Task directions> In the listing below, locate the lines that hold the string "very". Copy those lines.

Data for the task>
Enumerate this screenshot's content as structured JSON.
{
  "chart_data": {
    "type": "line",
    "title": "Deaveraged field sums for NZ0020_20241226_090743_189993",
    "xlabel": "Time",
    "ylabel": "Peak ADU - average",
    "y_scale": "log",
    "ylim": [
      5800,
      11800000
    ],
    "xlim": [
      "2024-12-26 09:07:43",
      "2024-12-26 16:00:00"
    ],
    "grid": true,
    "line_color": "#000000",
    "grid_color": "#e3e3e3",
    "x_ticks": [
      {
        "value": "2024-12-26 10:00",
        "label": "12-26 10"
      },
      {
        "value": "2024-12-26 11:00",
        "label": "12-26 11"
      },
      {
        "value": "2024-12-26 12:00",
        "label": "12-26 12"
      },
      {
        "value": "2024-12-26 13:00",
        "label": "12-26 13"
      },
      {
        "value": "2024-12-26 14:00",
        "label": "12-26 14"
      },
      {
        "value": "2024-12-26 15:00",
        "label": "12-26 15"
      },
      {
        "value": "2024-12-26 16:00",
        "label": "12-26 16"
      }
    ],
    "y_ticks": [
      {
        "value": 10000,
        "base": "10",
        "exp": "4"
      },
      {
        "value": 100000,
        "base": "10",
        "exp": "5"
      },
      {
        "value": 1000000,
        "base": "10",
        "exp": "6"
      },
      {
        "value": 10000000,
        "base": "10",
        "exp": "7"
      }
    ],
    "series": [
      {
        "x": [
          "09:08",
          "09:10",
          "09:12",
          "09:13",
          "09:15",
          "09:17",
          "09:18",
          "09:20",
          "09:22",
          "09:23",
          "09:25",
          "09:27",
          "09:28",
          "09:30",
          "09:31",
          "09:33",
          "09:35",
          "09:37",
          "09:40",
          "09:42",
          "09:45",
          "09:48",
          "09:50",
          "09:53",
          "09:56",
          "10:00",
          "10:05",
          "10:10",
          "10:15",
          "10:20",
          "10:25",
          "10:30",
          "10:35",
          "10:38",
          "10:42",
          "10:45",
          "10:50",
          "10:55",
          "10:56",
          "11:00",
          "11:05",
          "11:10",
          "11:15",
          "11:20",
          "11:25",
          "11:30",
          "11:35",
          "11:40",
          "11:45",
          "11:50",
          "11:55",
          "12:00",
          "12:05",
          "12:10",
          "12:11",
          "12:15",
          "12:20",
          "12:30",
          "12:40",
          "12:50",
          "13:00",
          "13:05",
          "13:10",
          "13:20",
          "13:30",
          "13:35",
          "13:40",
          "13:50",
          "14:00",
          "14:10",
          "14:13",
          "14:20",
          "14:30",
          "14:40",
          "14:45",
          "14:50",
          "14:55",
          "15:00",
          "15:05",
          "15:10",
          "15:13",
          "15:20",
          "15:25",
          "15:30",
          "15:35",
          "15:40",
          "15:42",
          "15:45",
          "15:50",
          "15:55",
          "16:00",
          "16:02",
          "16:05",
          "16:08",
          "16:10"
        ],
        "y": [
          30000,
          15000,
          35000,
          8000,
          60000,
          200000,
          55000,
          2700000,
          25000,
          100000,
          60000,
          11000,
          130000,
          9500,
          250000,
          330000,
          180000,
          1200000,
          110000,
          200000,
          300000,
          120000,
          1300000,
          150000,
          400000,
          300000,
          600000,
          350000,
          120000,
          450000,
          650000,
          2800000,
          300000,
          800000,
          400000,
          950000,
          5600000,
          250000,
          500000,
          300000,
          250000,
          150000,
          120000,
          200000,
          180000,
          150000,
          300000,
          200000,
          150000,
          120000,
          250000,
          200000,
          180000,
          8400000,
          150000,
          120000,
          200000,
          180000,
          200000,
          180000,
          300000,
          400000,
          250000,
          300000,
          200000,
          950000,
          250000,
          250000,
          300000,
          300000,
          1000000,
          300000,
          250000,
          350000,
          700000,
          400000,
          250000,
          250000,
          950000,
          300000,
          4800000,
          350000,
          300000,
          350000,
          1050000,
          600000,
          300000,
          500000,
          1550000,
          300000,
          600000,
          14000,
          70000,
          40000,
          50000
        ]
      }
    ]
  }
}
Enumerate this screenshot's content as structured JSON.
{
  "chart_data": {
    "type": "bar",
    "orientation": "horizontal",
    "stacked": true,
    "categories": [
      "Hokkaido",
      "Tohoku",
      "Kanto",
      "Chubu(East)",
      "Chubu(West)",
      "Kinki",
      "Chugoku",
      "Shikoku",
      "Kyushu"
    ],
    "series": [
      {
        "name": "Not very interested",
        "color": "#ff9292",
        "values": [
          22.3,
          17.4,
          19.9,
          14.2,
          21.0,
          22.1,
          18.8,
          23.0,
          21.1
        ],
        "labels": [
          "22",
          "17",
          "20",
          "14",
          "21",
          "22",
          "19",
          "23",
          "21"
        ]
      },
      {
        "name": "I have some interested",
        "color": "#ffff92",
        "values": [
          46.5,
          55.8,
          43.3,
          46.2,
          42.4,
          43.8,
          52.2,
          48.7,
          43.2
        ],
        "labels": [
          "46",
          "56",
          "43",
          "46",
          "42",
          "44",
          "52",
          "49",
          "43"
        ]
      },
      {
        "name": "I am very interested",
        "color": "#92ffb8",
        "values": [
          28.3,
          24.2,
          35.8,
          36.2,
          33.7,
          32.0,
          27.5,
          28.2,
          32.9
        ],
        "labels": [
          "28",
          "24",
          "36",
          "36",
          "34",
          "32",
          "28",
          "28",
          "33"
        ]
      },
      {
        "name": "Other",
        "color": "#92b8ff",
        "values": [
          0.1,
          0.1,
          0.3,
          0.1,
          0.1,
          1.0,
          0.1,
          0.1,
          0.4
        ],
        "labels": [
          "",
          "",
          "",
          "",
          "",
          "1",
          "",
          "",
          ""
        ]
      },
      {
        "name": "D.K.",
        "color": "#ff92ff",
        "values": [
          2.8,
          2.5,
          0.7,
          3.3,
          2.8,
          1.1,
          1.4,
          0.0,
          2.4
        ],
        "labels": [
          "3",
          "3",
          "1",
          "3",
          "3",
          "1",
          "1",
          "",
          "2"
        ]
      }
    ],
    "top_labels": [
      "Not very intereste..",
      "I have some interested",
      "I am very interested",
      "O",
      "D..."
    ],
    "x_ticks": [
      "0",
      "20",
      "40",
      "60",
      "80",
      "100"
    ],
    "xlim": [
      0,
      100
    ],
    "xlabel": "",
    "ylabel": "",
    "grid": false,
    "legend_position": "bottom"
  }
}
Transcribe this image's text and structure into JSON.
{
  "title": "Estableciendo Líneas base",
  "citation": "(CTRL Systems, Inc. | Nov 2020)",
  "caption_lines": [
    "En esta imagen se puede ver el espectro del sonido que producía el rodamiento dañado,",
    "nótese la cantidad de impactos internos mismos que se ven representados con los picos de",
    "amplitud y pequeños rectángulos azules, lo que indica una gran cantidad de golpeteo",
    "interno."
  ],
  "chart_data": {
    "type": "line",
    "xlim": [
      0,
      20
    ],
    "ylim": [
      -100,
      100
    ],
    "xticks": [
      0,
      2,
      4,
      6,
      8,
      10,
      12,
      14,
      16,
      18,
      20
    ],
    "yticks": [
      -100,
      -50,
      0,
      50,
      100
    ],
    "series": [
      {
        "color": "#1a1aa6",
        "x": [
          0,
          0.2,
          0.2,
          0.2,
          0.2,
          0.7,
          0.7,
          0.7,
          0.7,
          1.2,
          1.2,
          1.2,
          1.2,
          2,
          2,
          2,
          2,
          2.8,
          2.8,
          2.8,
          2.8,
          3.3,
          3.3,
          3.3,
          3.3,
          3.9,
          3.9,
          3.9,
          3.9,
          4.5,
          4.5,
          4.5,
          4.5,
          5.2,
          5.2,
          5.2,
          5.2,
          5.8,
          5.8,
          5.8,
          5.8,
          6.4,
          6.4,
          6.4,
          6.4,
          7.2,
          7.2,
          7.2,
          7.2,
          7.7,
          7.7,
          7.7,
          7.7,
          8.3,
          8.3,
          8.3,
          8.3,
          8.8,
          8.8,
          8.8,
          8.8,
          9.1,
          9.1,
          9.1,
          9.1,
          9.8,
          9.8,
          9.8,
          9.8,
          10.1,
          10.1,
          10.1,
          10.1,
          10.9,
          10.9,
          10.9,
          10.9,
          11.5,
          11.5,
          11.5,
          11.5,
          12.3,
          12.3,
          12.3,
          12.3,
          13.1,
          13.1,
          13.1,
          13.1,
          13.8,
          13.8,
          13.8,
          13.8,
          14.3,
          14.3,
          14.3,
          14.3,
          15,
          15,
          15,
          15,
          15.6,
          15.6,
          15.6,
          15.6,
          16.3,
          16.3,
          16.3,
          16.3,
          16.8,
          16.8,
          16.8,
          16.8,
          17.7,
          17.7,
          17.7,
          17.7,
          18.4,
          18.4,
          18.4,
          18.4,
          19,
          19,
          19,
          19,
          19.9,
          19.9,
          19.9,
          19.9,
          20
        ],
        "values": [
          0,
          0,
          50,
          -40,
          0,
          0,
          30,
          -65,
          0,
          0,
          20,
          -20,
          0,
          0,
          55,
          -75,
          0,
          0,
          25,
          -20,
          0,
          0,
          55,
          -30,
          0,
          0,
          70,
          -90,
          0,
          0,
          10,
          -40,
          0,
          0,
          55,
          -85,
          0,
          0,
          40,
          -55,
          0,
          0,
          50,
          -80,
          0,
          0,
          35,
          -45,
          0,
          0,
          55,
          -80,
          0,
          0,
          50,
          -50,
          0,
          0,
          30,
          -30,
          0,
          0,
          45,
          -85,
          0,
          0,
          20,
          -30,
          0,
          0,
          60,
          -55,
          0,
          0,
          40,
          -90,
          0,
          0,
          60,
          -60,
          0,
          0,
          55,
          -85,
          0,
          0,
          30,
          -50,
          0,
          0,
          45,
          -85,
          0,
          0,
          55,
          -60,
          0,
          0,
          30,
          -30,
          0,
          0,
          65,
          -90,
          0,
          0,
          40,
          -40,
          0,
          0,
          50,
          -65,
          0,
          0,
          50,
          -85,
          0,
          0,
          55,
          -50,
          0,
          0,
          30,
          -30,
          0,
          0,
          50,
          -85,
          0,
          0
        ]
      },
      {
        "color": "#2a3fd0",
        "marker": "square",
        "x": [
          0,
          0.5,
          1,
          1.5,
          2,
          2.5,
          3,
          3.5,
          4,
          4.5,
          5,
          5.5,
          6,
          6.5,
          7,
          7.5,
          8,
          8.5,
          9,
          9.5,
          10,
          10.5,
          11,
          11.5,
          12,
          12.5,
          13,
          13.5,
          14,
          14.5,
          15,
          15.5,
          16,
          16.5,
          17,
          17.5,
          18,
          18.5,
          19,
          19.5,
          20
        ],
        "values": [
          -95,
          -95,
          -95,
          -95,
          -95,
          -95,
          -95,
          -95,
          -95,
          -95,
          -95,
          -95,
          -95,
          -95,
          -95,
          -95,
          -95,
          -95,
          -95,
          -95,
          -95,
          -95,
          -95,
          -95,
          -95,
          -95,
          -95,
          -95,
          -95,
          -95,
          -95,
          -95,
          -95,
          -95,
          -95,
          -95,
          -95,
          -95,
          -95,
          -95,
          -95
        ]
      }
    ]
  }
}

In response>
        "name": "Not very interested",
        "name": "I am very interested",
      "Not very intereste..",
      "I am very interested",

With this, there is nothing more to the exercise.